What the task asks
Tell how many lines contain the word "glyph". Reply with the number only.

Supplied material
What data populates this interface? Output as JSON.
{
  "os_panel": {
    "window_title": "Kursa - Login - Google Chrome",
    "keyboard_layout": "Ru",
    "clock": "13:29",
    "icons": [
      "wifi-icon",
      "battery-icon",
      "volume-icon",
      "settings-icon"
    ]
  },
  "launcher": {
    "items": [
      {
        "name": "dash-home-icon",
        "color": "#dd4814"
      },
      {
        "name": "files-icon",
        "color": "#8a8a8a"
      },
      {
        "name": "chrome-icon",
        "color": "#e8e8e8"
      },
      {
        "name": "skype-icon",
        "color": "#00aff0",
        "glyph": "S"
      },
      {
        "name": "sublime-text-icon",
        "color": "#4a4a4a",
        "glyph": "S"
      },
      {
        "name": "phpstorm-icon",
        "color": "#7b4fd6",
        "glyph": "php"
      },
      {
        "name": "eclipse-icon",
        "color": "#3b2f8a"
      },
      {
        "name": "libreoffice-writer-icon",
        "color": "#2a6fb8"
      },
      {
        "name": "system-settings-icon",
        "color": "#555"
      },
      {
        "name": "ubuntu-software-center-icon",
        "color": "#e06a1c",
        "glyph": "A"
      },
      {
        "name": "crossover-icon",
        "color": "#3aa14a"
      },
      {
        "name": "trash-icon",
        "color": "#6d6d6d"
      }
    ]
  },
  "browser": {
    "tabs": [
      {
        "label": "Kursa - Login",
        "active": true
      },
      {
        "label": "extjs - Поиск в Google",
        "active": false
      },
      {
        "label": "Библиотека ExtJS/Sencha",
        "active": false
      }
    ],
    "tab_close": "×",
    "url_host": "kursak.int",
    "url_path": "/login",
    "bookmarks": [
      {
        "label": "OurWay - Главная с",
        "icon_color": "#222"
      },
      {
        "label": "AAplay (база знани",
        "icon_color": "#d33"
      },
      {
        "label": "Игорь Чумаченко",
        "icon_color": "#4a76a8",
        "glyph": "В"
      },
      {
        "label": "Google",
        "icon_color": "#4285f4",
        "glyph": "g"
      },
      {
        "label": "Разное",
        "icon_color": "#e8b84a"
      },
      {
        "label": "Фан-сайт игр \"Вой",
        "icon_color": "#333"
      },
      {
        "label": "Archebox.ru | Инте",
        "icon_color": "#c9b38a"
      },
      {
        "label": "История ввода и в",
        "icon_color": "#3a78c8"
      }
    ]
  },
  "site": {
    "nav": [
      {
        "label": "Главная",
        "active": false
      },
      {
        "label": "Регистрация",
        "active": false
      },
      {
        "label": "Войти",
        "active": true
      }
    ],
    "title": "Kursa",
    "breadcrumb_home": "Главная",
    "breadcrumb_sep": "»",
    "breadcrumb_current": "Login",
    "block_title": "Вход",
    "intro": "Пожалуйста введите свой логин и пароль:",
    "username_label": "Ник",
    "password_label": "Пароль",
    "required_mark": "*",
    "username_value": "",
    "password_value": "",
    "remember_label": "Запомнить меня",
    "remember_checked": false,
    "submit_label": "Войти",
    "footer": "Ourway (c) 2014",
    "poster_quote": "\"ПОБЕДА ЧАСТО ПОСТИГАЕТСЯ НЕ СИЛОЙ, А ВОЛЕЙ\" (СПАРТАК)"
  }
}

Output
6